Filter the entries, keeping every line with the word "JSON".

■ DATA FOR THIS EXERCISE:
▬▬▬▬▬▬▬▬▬▬

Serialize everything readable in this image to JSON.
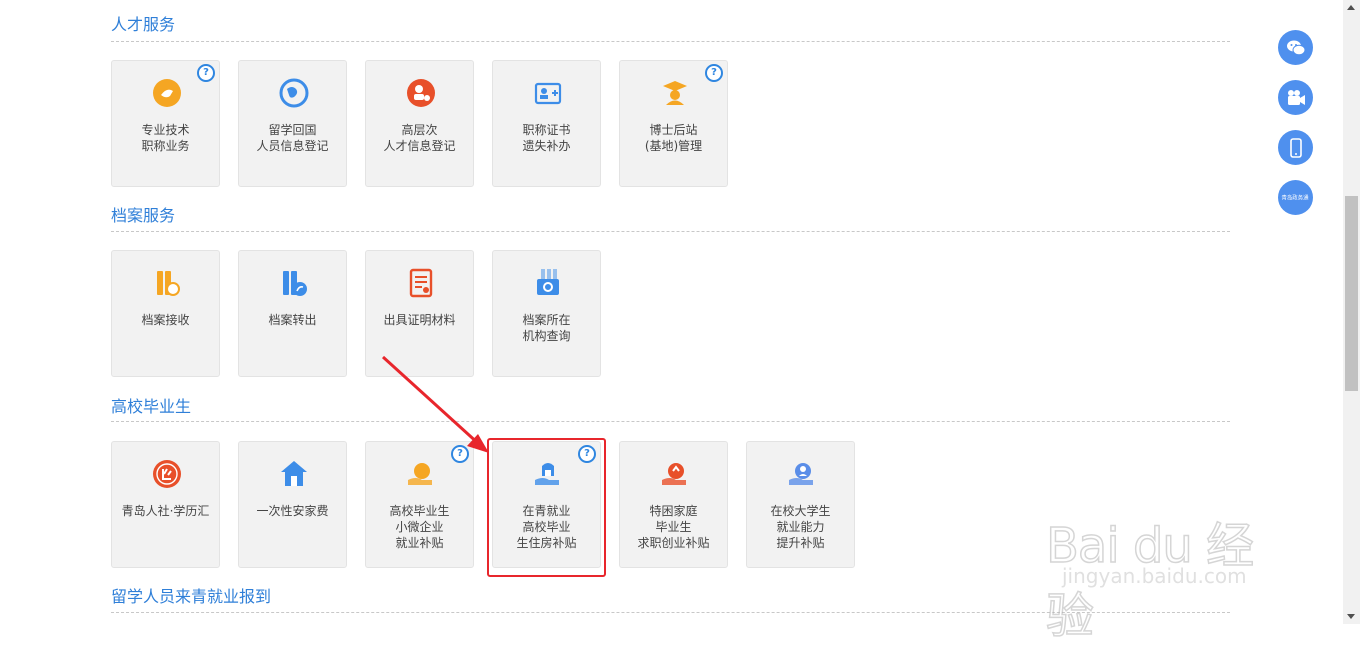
{
  "sections": [
    {
      "title": "人才服务",
      "tiles": [
        {
          "lines": [
            "专业技术",
            "职称业务"
          ],
          "icon": "professional-title-icon",
          "color": "#f5a623",
          "help": "?"
        },
        {
          "lines": [
            "留学回国",
            "人员信息登记"
          ],
          "icon": "globe-return-icon",
          "color": "#3d8de8",
          "help": ""
        },
        {
          "lines": [
            "高层次",
            "人才信息登记"
          ],
          "icon": "talent-award-icon",
          "color": "#e8502a",
          "help": ""
        },
        {
          "lines": [
            "职称证书",
            "遗失补办"
          ],
          "icon": "certificate-icon",
          "color": "#3d8de8",
          "help": ""
        },
        {
          "lines": [
            "博士后站",
            "(基地)管理"
          ],
          "icon": "doctor-cap-icon",
          "color": "#f5a623",
          "help": "?"
        }
      ]
    },
    {
      "title": "档案服务",
      "tiles": [
        {
          "lines": [
            "档案接收"
          ],
          "icon": "archive-receive-icon",
          "color": "#f5a623",
          "help": ""
        },
        {
          "lines": [
            "档案转出"
          ],
          "icon": "archive-transfer-icon",
          "color": "#3d8de8",
          "help": ""
        },
        {
          "lines": [
            "出具证明材料"
          ],
          "icon": "document-proof-icon",
          "color": "#e8502a",
          "help": ""
        },
        {
          "lines": [
            "档案所在",
            "机构查询"
          ],
          "icon": "archive-search-icon",
          "color": "#3d8de8",
          "help": ""
        }
      ]
    },
    {
      "title": "高校毕业生",
      "tiles": [
        {
          "lines": [
            "青岛人社·学历汇"
          ],
          "icon": "degree-hui-icon",
          "color": "#e8502a",
          "help": ""
        },
        {
          "lines": [
            "一次性安家费"
          ],
          "icon": "house-icon",
          "color": "#3d8de8",
          "help": ""
        },
        {
          "lines": [
            "高校毕业生",
            "小微企业",
            "就业补贴"
          ],
          "icon": "hand-coin-icon",
          "color": "#f5a623",
          "help": "?"
        },
        {
          "lines": [
            "在青就业",
            "高校毕业",
            "生住房补贴"
          ],
          "icon": "hand-house-icon",
          "color": "#3d8de8",
          "help": "?"
        },
        {
          "lines": [
            "特困家庭",
            "毕业生",
            "求职创业补贴"
          ],
          "icon": "hand-money-icon",
          "color": "#e8502a",
          "help": ""
        },
        {
          "lines": [
            "在校大学生",
            "就业能力",
            "提升补贴"
          ],
          "icon": "hand-person-icon",
          "color": "#5b8ee8",
          "help": ""
        }
      ]
    },
    {
      "title": "留学人员来青就业报到",
      "tiles": []
    }
  ],
  "sidebar": {
    "buttons": [
      {
        "name": "wechat-icon"
      },
      {
        "name": "video-icon"
      },
      {
        "name": "mobile-icon"
      },
      {
        "name": "qingdao-app-icon",
        "text": "青岛政务通"
      }
    ]
  },
  "watermark": {
    "brand": "Bai du 经验",
    "sub": "jingyan.baidu.com"
  },
  "colors": {
    "accent": "#2f7fd8",
    "highlight": "#e8262c",
    "help": "#2f86e0"
  }
}
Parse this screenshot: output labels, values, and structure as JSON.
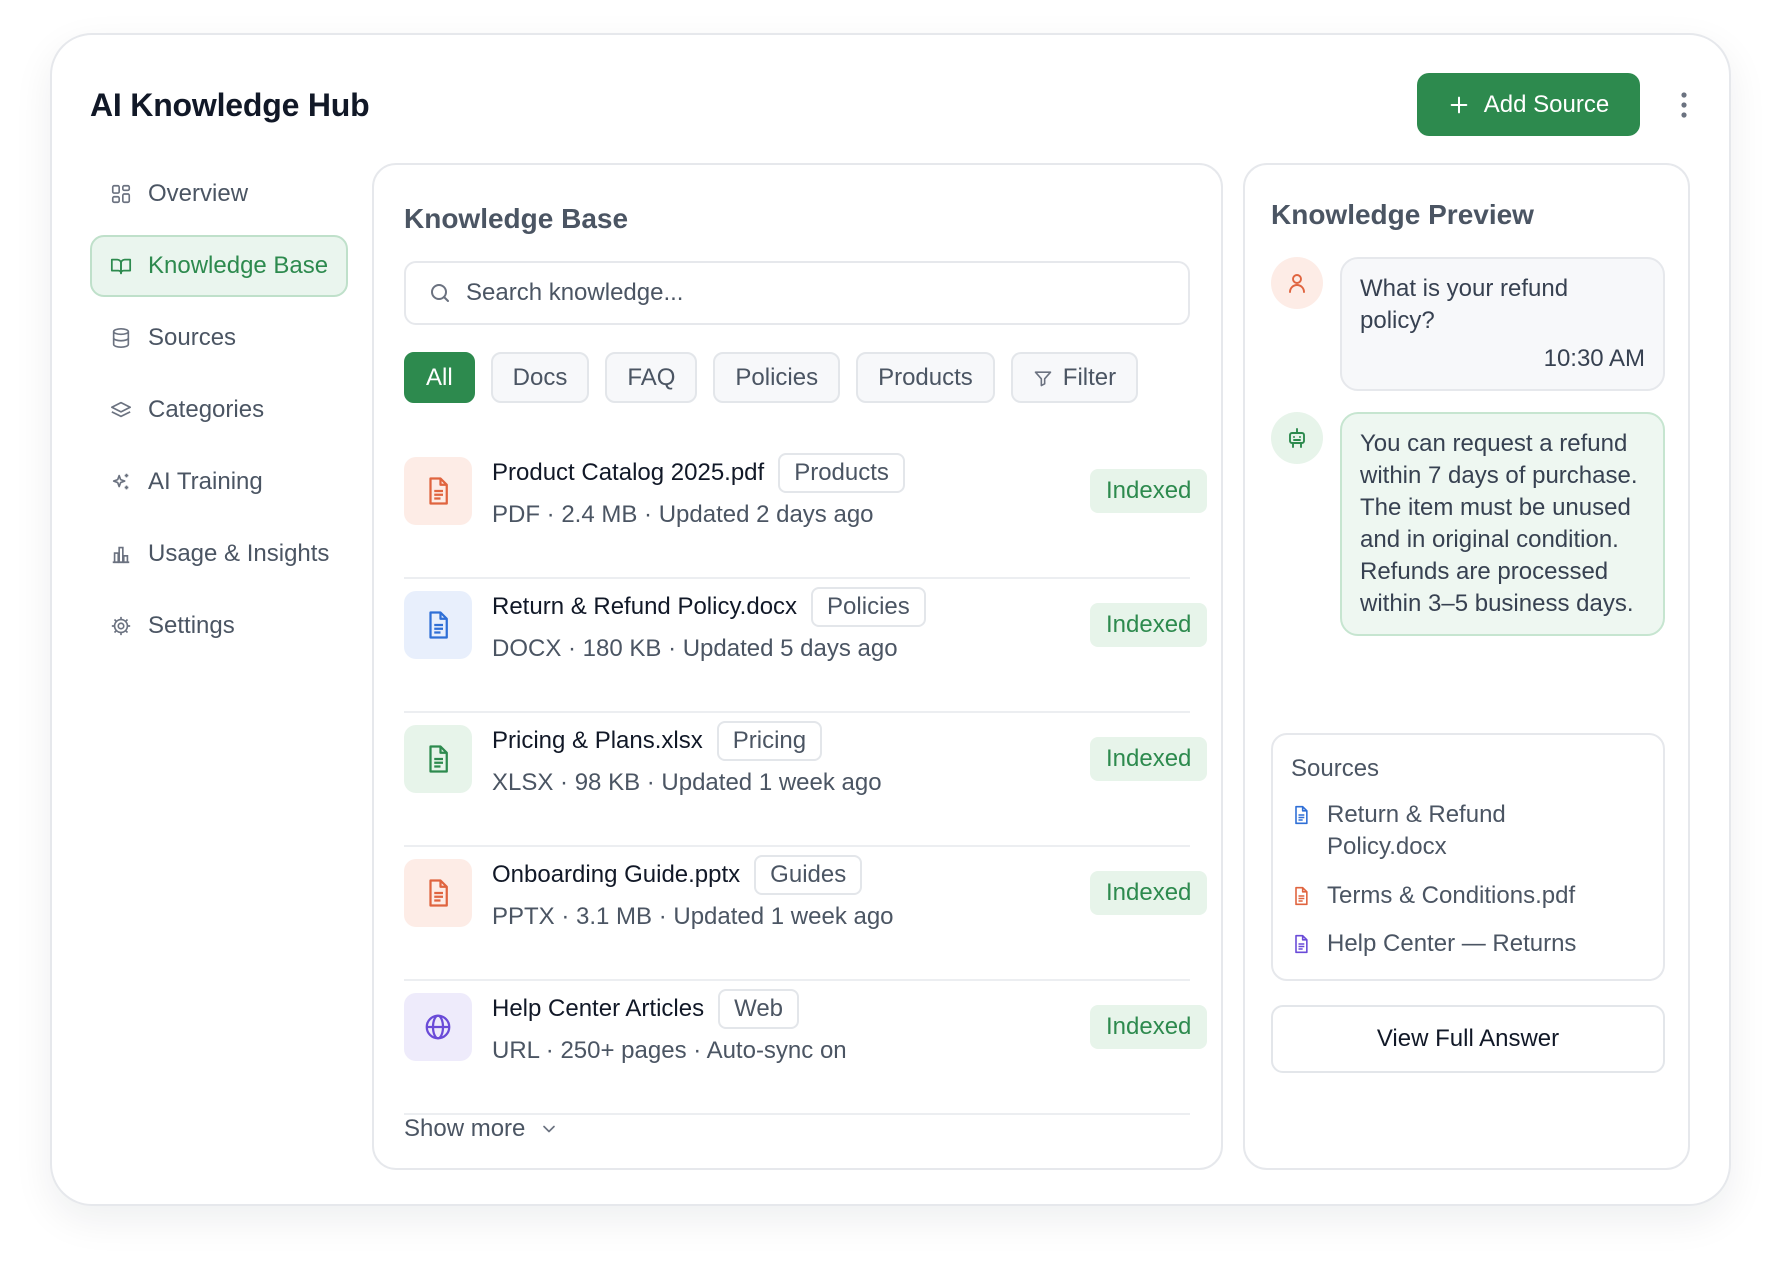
{
  "app": {
    "title": "AI Knowledge Hub"
  },
  "header": {
    "add_source_label": "Add Source",
    "accent": "#2d8a4e"
  },
  "sidebar": {
    "items": [
      {
        "label": "Overview",
        "icon": "grid-icon",
        "active": false
      },
      {
        "label": "Knowledge Base",
        "icon": "book-icon",
        "active": true
      },
      {
        "label": "Sources",
        "icon": "database-icon",
        "active": false
      },
      {
        "label": "Categories",
        "icon": "layers-icon",
        "active": false
      },
      {
        "label": "AI Training",
        "icon": "sparkles-icon",
        "active": false
      },
      {
        "label": "Usage & Insights",
        "icon": "bar-chart-icon",
        "active": false
      },
      {
        "label": "Settings",
        "icon": "gear-icon",
        "active": false
      }
    ]
  },
  "knowledge_base": {
    "title": "Knowledge Base",
    "search": {
      "placeholder": "Search knowledge...",
      "value": ""
    },
    "filters": [
      {
        "label": "All",
        "active": true
      },
      {
        "label": "Docs",
        "active": false
      },
      {
        "label": "FAQ",
        "active": false
      },
      {
        "label": "Policies",
        "active": false
      },
      {
        "label": "Products",
        "active": false
      },
      {
        "label": "Filter",
        "active": false
      }
    ],
    "items": [
      {
        "name": "Product Catalog 2025.pdf",
        "tag": "Products",
        "meta": "PDF · 2.4 MB · Updated 2 days ago",
        "status": "Indexed",
        "icon": "pdf-file-icon",
        "icon_color": "#e0643f",
        "icon_bg": "#fdece6"
      },
      {
        "name": "Return & Refund Policy.docx",
        "tag": "Policies",
        "meta": "DOCX · 180 KB · Updated 5 days ago",
        "status": "Indexed",
        "icon": "doc-file-icon",
        "icon_color": "#2f6fd6",
        "icon_bg": "#e8effc"
      },
      {
        "name": "Pricing & Plans.xlsx",
        "tag": "Pricing",
        "meta": "XLSX · 98 KB · Updated 1 week ago",
        "status": "Indexed",
        "icon": "sheet-file-icon",
        "icon_color": "#2d8a4e",
        "icon_bg": "#e7f4ea"
      },
      {
        "name": "Onboarding Guide.pptx",
        "tag": "Guides",
        "meta": "PPTX · 3.1 MB · Updated 1 week ago",
        "status": "Indexed",
        "icon": "slides-file-icon",
        "icon_color": "#e0643f",
        "icon_bg": "#fdece6"
      },
      {
        "name": "Help Center Articles",
        "tag": "Web",
        "meta": "URL · 250+ pages · Auto-sync on",
        "status": "Indexed",
        "icon": "globe-icon",
        "icon_color": "#6a4bd8",
        "icon_bg": "#eeebfb"
      }
    ],
    "show_more": "Show more"
  },
  "preview": {
    "title": "Knowledge Preview",
    "question": "What is your refund policy?",
    "question_time": "10:30 AM",
    "answer": "You can request a refund within 7 days of purchase. The item must be unused and in original condition. Refunds are processed within 3–5 business days.",
    "sources_title": "Sources",
    "sources": [
      {
        "label": "Return & Refund Policy.docx",
        "icon": "doc-file-icon",
        "color": "#2f6fd6"
      },
      {
        "label": "Terms & Conditions.pdf",
        "icon": "pdf-file-icon",
        "color": "#e0643f"
      },
      {
        "label": "Help Center — Returns",
        "icon": "article-icon",
        "color": "#6a4bd8"
      }
    ],
    "view_full_label": "View Full Answer"
  }
}
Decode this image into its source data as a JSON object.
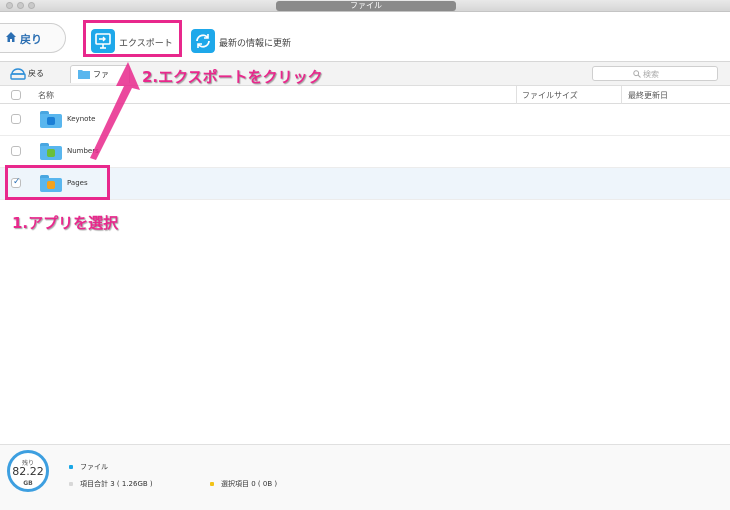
{
  "window": {
    "title": "ファイル"
  },
  "toolbar": {
    "back_label": "戻り",
    "export_label": "エクスポート",
    "refresh_label": "最新の情報に更新"
  },
  "nav": {
    "back_label": "戻る",
    "breadcrumb": "ファ",
    "search_placeholder": "検索"
  },
  "table": {
    "columns": {
      "name": "名称",
      "size": "ファイルサイズ",
      "modified": "最終更新日"
    },
    "rows": [
      {
        "name": "Keynote",
        "checked": false,
        "app_color": "#1b7fd6"
      },
      {
        "name": "Numbers",
        "checked": false,
        "app_color": "#6abf3a"
      },
      {
        "name": "Pages",
        "checked": true,
        "app_color": "#f2a21e"
      }
    ]
  },
  "annotations": {
    "step1": "1.アプリを選択",
    "step2": "2.エクスポートをクリック",
    "color": "#e8288c"
  },
  "footer": {
    "gauge_label": "残り",
    "gauge_value": "82.22",
    "gauge_unit": "GB",
    "legend_file": "ファイル",
    "total_items": "項目合計 3 ( 1.26GB )",
    "selected_items": "選択項目 0 ( 0B )",
    "legend_file_color": "#1aa7e6",
    "legend_total_color": "#d8d8d8",
    "legend_selected_color": "#f2c318"
  }
}
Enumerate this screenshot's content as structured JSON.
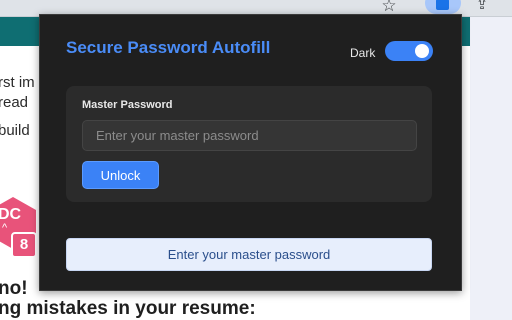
{
  "browser": {
    "icons": [
      "star-icon",
      "extensions-puzzle-icon",
      "share-icon"
    ]
  },
  "background_page": {
    "line1": "rst im",
    "line2": "read",
    "line3": "build",
    "hex_badge_text": "DC",
    "hex_badge_caret": "^",
    "number_badge": "8",
    "heading1": "no!",
    "heading2": "ng mistakes in your resume:"
  },
  "popup": {
    "title": "Secure Password Autofill",
    "theme_label": "Dark",
    "theme_toggle_on": true,
    "field_label": "Master Password",
    "password_placeholder": "Enter your master password",
    "password_value": "",
    "unlock_label": "Unlock",
    "status_message": "Enter your master password"
  },
  "colors": {
    "popup_bg": "#1f1f1f",
    "accent": "#3b82f6",
    "title": "#4a8cf7",
    "card_bg": "#2b2b2b",
    "status_bg": "#e7eefc",
    "page_teal": "#0f6e72"
  }
}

▬▬▬▬▬▬▬▬▬▬

■ RESULT OF THE TASK:
Serialize everything readable in this image to JSON.
Parse this screenshot: output labels, values, and structure as JSON.
Decode this image into its source data as a JSON object.
Enumerate this screenshot's content as structured JSON.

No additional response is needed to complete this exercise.